Task → Print every entry, word for word, and skip the images.

Material →
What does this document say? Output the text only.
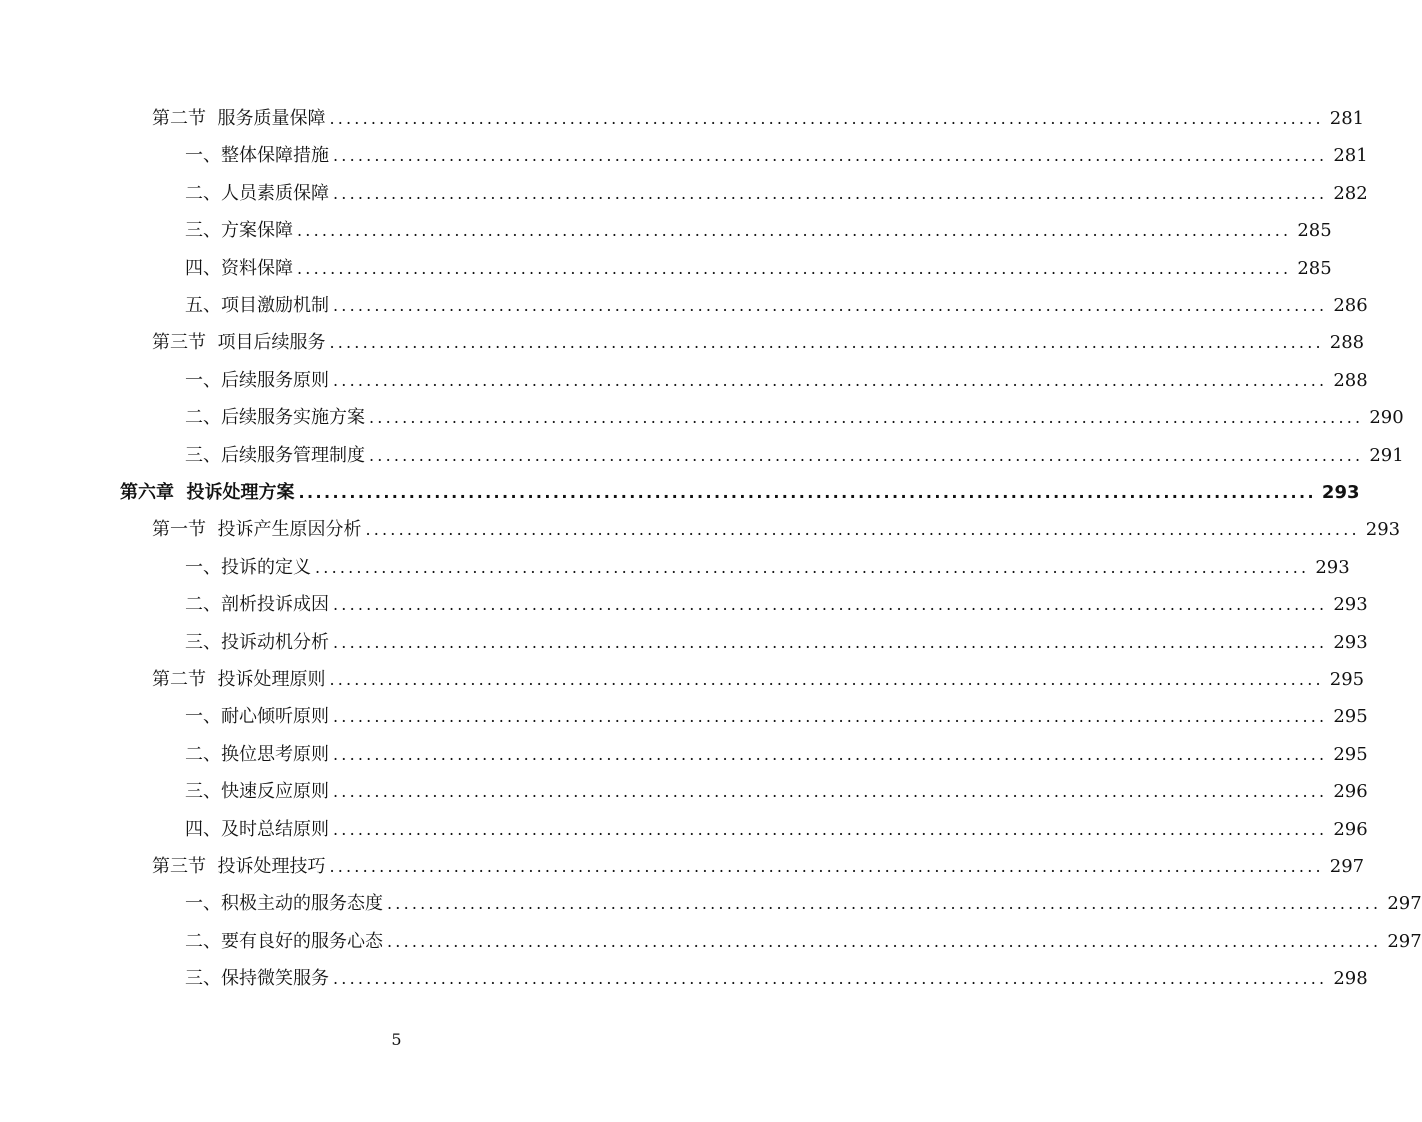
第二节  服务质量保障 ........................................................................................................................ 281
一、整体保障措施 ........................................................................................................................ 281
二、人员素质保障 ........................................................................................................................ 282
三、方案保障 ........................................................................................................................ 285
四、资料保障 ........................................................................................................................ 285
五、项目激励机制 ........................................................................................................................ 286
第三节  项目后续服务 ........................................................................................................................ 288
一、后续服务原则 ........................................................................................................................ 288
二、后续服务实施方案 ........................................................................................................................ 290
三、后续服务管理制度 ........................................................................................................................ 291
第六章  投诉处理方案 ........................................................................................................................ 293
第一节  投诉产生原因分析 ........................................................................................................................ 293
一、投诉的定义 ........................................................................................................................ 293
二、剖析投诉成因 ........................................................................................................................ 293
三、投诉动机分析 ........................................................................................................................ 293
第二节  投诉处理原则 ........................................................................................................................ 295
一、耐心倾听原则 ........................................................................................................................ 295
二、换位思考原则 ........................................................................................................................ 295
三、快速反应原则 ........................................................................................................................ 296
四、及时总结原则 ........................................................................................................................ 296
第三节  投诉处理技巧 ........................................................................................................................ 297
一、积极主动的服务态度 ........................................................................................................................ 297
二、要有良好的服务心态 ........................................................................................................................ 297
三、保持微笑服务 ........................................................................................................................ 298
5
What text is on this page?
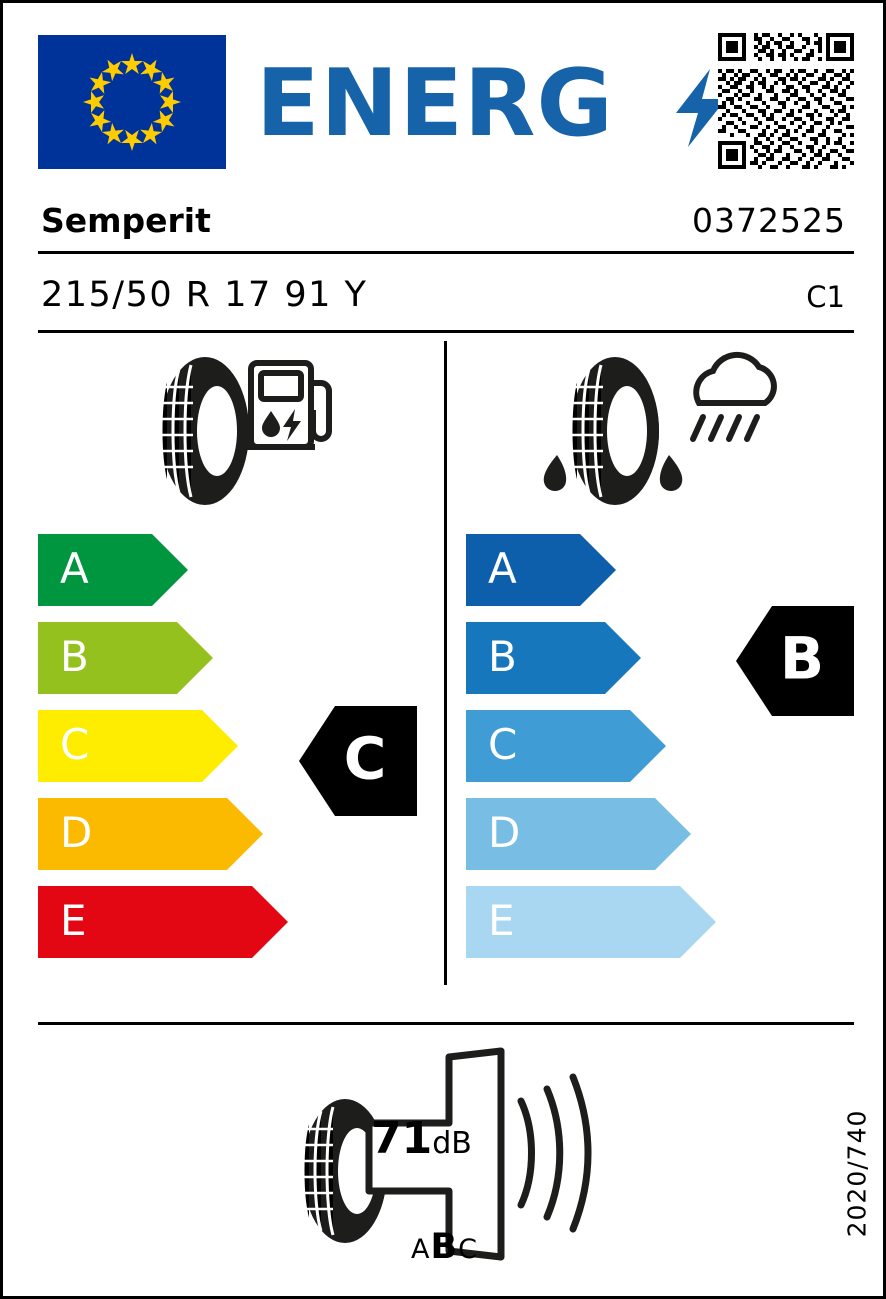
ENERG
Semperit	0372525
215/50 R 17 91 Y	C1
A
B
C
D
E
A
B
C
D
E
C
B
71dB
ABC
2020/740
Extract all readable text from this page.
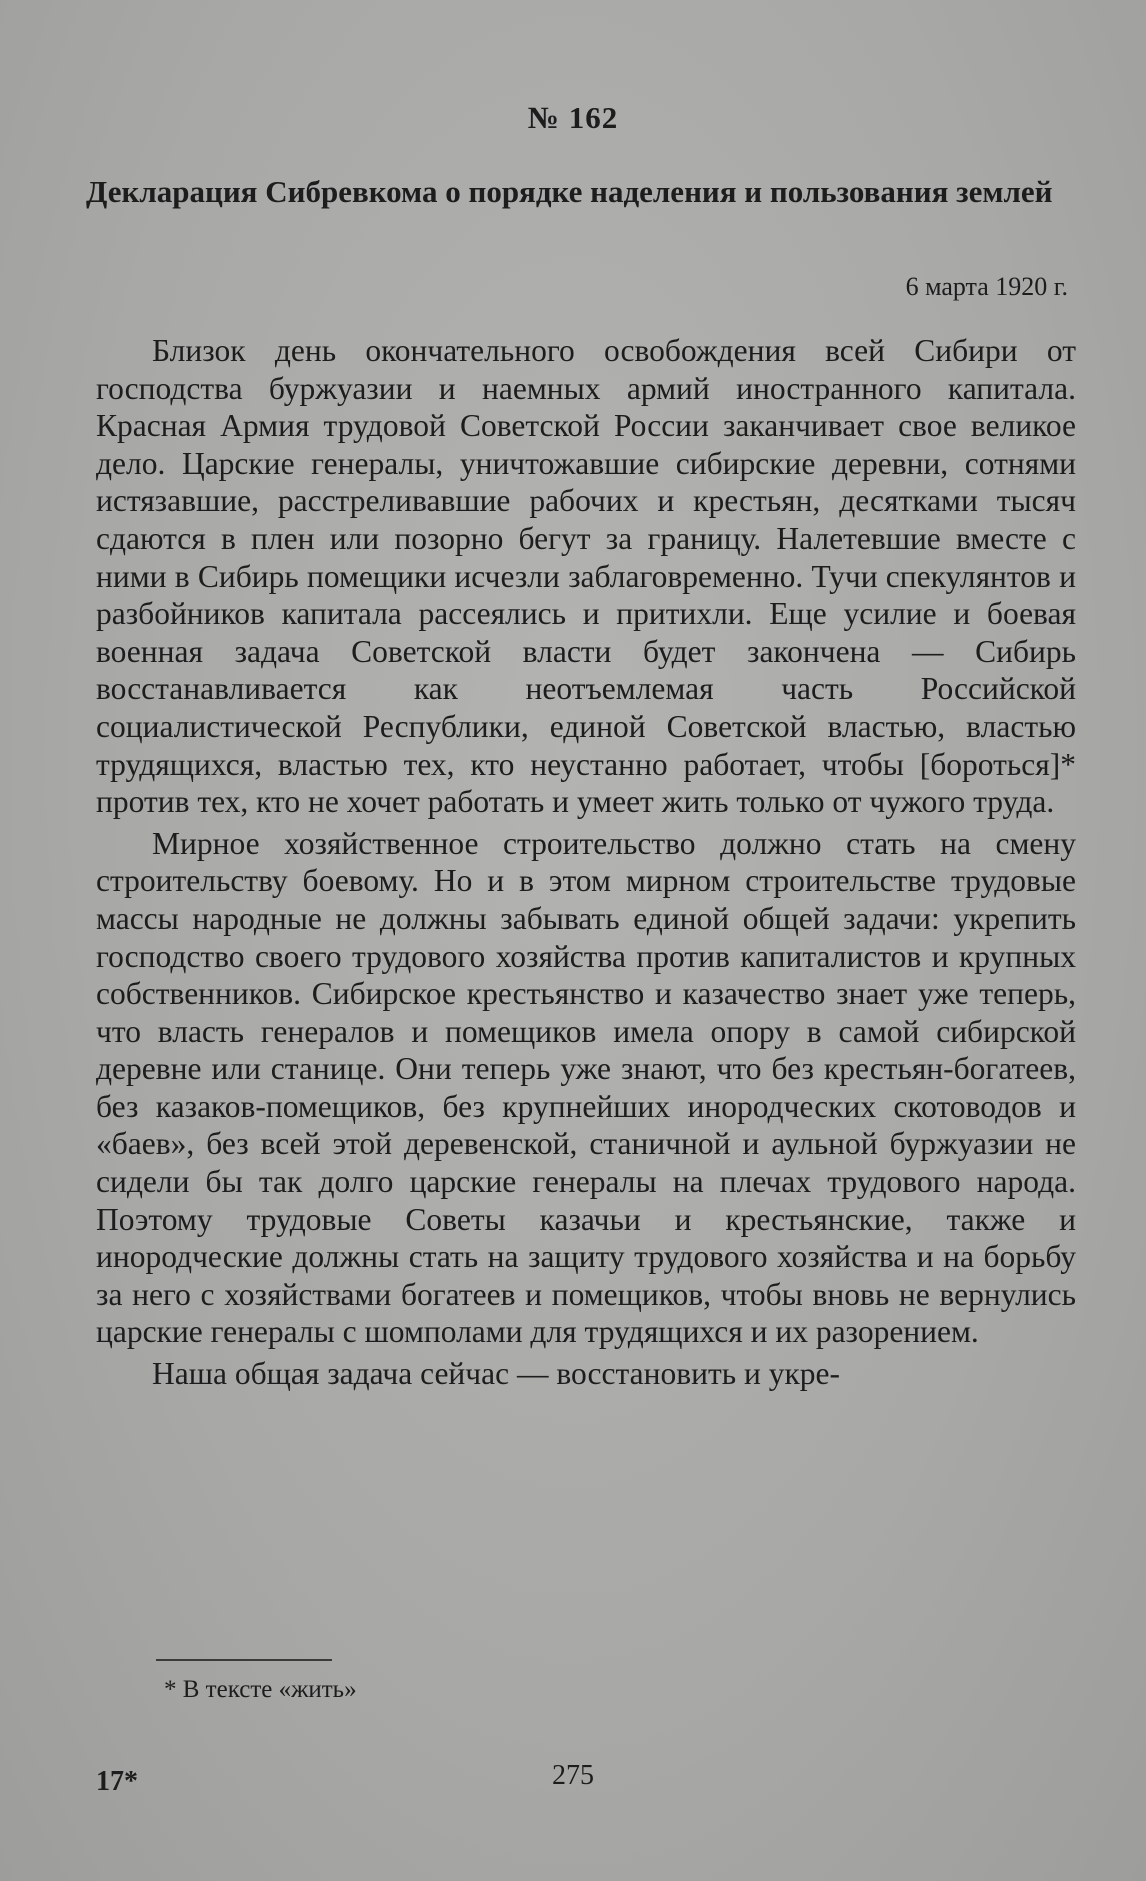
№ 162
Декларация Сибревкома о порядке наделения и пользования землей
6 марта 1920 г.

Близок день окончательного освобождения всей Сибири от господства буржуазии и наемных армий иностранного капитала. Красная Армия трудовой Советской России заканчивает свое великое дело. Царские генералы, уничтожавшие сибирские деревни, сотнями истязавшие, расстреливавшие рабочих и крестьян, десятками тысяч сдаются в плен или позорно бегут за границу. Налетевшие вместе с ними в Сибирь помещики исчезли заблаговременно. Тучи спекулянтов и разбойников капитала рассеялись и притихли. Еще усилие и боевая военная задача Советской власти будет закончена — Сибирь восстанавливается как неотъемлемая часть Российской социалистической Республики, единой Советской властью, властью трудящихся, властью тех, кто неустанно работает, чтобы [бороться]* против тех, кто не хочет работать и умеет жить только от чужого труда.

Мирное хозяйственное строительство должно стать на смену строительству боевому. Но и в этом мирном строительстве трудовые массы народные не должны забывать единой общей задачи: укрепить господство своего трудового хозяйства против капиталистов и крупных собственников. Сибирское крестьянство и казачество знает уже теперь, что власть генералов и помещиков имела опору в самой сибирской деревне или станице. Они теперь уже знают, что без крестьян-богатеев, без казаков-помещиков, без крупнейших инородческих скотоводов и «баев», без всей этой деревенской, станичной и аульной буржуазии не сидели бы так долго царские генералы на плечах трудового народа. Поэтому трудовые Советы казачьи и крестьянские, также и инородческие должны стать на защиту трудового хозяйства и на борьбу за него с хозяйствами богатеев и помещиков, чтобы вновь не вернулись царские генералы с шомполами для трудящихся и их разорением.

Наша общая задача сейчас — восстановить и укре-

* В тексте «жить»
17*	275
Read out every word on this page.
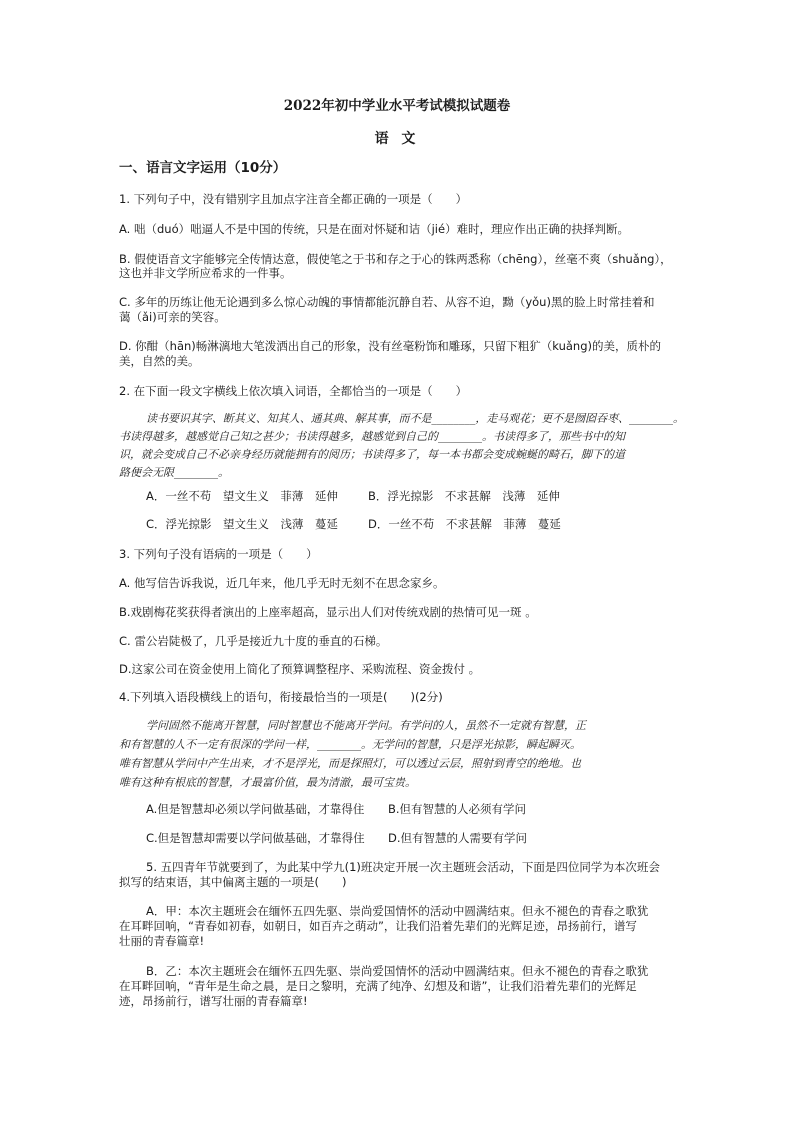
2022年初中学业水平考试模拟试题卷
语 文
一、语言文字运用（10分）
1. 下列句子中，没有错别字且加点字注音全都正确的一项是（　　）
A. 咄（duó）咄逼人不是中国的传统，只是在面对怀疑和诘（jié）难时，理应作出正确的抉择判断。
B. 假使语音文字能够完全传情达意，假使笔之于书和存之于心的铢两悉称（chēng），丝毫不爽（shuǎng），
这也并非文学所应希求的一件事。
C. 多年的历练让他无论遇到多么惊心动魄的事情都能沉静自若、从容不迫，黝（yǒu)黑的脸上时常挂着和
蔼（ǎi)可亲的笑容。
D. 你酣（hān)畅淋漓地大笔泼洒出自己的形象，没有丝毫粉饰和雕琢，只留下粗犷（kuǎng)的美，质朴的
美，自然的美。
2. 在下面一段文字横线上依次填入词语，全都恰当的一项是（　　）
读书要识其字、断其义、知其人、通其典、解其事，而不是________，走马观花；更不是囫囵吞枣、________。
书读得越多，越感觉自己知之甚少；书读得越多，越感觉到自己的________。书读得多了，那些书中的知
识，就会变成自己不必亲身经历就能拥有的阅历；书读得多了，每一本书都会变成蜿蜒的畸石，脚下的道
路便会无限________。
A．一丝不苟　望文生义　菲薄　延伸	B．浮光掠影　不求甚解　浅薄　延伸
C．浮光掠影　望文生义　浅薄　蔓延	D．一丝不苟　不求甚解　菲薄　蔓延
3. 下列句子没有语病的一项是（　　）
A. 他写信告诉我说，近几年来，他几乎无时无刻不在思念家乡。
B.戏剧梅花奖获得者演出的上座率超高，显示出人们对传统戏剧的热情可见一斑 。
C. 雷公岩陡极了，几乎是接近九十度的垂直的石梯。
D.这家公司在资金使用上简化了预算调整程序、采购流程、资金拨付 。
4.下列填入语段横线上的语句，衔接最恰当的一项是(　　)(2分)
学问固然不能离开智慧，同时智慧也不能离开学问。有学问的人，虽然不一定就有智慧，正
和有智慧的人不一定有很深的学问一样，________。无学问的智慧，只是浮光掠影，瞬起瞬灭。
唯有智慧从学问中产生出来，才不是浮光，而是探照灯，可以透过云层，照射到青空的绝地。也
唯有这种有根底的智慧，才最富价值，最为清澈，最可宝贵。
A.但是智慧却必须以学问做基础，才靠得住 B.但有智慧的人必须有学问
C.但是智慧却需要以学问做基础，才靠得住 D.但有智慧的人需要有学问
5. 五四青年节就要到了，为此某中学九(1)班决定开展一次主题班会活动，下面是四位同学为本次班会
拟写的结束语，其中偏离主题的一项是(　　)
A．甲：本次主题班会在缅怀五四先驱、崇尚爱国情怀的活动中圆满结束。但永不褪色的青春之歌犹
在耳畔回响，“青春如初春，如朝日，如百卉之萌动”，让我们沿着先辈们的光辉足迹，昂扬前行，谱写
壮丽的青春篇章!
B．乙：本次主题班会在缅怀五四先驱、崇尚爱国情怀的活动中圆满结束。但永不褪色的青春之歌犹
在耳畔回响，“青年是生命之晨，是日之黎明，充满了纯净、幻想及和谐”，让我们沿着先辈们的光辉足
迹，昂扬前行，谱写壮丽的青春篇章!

Task solution →
What does this document say? Output the text only.
第二节  服务质量保障 ........................................................................................................................ 281
一、整体保障措施 ........................................................................................................................ 281
二、人员素质保障 ........................................................................................................................ 282
三、方案保障 ........................................................................................................................ 285
四、资料保障 ........................................................................................................................ 285
五、项目激励机制 ........................................................................................................................ 286
第三节  项目后续服务 ........................................................................................................................ 288
一、后续服务原则 ........................................................................................................................ 288
二、后续服务实施方案 ........................................................................................................................ 290
三、后续服务管理制度 ........................................................................................................................ 291
第六章  投诉处理方案 ........................................................................................................................ 293
第一节  投诉产生原因分析 ........................................................................................................................ 293
一、投诉的定义 ........................................................................................................................ 293
二、剖析投诉成因 ........................................................................................................................ 293
三、投诉动机分析 ........................................................................................................................ 293
第二节  投诉处理原则 ........................................................................................................................ 295
一、耐心倾听原则 ........................................................................................................................ 295
二、换位思考原则 ........................................................................................................................ 295
三、快速反应原则 ........................................................................................................................ 296
四、及时总结原则 ........................................................................................................................ 296
第三节  投诉处理技巧 ........................................................................................................................ 297
一、积极主动的服务态度 ........................................................................................................................ 297
二、要有良好的服务心态 ........................................................................................................................ 297
三、保持微笑服务 ........................................................................................................................ 298
5
What text is on this page?
ENERG
Semperit	0372525
215/50 R 17 91 Y	C1
A
B
C
D
E
A
B
C
D
E
C
B
71dB
ABC
2020/740
Extract all readable text from this page.
№ 162
Декларация Сибревкома о порядке наделения и пользования землей
6 марта 1920 г.

Близок день окончательного освобождения всей Сибири от господства буржуазии и наемных армий иностранного капитала. Красная Армия трудовой Советской России заканчивает свое великое дело. Царские генералы, уничтожавшие сибирские деревни, сотнями истязавшие, расстреливавшие рабочих и крестьян, десятками тысяч сдаются в плен или позорно бегут за границу. Налетевшие вместе с ними в Сибирь помещики исчезли заблаговременно. Тучи спекулянтов и разбойников капитала рассеялись и притихли. Еще усилие и боевая военная задача Советской власти будет закончена — Сибирь восстанавливается как неотъемлемая часть Российской социалистической Республики, единой Советской властью, властью трудящихся, властью тех, кто неустанно работает, чтобы [бороться]* против тех, кто не хочет работать и умеет жить только от чужого труда.

Мирное хозяйственное строительство должно стать на смену строительству боевому. Но и в этом мирном строительстве трудовые массы народные не должны забывать единой общей задачи: укрепить господство своего трудового хозяйства против капиталистов и крупных собственников. Сибирское крестьянство и казачество знает уже теперь, что власть генералов и помещиков имела опору в самой сибирской деревне или станице. Они теперь уже знают, что без крестьян-богатеев, без казаков-помещиков, без крупнейших инородческих скотоводов и «баев», без всей этой деревенской, станичной и аульной буржуазии не сидели бы так долго царские генералы на плечах трудового народа. Поэтому трудовые Советы казачьи и крестьянские, также и инородческие должны стать на защиту трудового хозяйства и на борьбу за него с хозяйствами богатеев и помещиков, чтобы вновь не вернулись царские генералы с шомполами для трудящихся и их разорением.

Наша общая задача сейчас — восстановить и укре-

* В тексте «жить»
17*	275
Read out every word on this page.
2022年初中学业水平考试模拟试题卷
语 文
一、语言文字运用（10分）
1. 下列句子中，没有错别字且加点字注音全都正确的一项是（　　）
A. 咄（duó）咄逼人不是中国的传统，只是在面对怀疑和诘（jié）难时，理应作出正确的抉择判断。
B. 假使语音文字能够完全传情达意，假使笔之于书和存之于心的铢两悉称（chēng），丝毫不爽（shuǎng），
这也并非文学所应希求的一件事。
C. 多年的历练让他无论遇到多么惊心动魄的事情都能沉静自若、从容不迫，黝（yǒu)黑的脸上时常挂着和
蔼（ǎi)可亲的笑容。
D. 你酣（hān)畅淋漓地大笔泼洒出自己的形象，没有丝毫粉饰和雕琢，只留下粗犷（kuǎng)的美，质朴的
美，自然的美。
2. 在下面一段文字横线上依次填入词语，全都恰当的一项是（　　）
读书要识其字、断其义、知其人、通其典、解其事，而不是________，走马观花；更不是囫囵吞枣、________。
书读得越多，越感觉自己知之甚少；书读得越多，越感觉到自己的________。书读得多了，那些书中的知
识，就会变成自己不必亲身经历就能拥有的阅历；书读得多了，每一本书都会变成蜿蜒的畸石，脚下的道
路便会无限________。
A．一丝不苟　望文生义　菲薄　延伸	B．浮光掠影　不求甚解　浅薄　延伸
C．浮光掠影　望文生义　浅薄　蔓延	D．一丝不苟　不求甚解　菲薄　蔓延
3. 下列句子没有语病的一项是（　　）
A. 他写信告诉我说，近几年来，他几乎无时无刻不在思念家乡。
B.戏剧梅花奖获得者演出的上座率超高，显示出人们对传统戏剧的热情可见一斑 。
C. 雷公岩陡极了，几乎是接近九十度的垂直的石梯。
D.这家公司在资金使用上简化了预算调整程序、采购流程、资金拨付 。
4.下列填入语段横线上的语句，衔接最恰当的一项是(　　)(2分)
学问固然不能离开智慧，同时智慧也不能离开学问。有学问的人，虽然不一定就有智慧，正
和有智慧的人不一定有很深的学问一样，________。无学问的智慧，只是浮光掠影，瞬起瞬灭。
唯有智慧从学问中产生出来，才不是浮光，而是探照灯，可以透过云层，照射到青空的绝地。也
唯有这种有根底的智慧，才最富价值，最为清澈，最可宝贵。
A.但是智慧却必须以学问做基础，才靠得住 B.但有智慧的人必须有学问
C.但是智慧却需要以学问做基础，才靠得住 D.但有智慧的人需要有学问
5. 五四青年节就要到了，为此某中学九(1)班决定开展一次主题班会活动，下面是四位同学为本次班会
拟写的结束语，其中偏离主题的一项是(　　)
A．甲：本次主题班会在缅怀五四先驱、崇尚爱国情怀的活动中圆满结束。但永不褪色的青春之歌犹
在耳畔回响，“青春如初春，如朝日，如百卉之萌动”，让我们沿着先辈们的光辉足迹，昂扬前行，谱写
壮丽的青春篇章!
B．乙：本次主题班会在缅怀五四先驱、崇尚爱国情怀的活动中圆满结束。但永不褪色的青春之歌犹
在耳畔回响，“青年是生命之晨，是日之黎明，充满了纯净、幻想及和谐”，让我们沿着先辈们的光辉足
迹，昂扬前行，谱写壮丽的青春篇章!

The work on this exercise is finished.